__REQUIRED TASK__: Wherever a line in the data below holds "value", copy that line.

__MATERIAL SHOWN__:
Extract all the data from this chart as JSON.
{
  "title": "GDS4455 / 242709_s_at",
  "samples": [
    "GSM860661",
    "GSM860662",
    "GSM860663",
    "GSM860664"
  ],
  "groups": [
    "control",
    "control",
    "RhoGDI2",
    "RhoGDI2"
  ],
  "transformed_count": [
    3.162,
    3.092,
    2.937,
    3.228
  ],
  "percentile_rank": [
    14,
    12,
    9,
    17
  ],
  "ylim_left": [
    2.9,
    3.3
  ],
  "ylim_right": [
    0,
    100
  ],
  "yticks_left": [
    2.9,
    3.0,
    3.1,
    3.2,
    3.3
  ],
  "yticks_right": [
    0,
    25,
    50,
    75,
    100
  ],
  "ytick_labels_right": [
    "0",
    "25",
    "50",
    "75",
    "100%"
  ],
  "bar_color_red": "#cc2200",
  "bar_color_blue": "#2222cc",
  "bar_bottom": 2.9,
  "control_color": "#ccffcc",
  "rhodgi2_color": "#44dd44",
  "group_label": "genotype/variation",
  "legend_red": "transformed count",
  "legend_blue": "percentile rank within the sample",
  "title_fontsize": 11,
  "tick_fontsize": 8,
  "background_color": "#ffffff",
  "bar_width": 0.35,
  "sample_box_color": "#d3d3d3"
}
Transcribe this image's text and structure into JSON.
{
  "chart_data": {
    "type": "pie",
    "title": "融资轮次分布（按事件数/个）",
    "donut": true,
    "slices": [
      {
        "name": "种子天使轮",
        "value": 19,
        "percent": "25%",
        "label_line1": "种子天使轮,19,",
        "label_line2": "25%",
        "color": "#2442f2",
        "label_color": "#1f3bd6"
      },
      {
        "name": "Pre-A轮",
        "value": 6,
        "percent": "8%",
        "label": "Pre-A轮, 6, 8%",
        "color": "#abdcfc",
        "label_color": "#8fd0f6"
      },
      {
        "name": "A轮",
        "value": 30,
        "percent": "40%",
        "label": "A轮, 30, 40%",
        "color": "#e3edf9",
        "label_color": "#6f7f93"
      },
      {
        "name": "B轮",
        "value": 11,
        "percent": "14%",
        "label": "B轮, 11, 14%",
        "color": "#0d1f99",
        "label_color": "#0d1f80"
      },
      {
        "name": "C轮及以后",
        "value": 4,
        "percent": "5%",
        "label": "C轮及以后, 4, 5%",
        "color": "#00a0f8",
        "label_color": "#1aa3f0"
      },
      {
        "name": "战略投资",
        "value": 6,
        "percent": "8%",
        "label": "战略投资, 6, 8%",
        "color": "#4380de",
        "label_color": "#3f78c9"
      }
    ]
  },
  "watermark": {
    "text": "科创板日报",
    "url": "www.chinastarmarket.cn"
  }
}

__TASK RESULT__:
        "value": 19,
        "value": 6,
        "value": 30,
        "value": 11,
        "value": 4,
        "value": 6,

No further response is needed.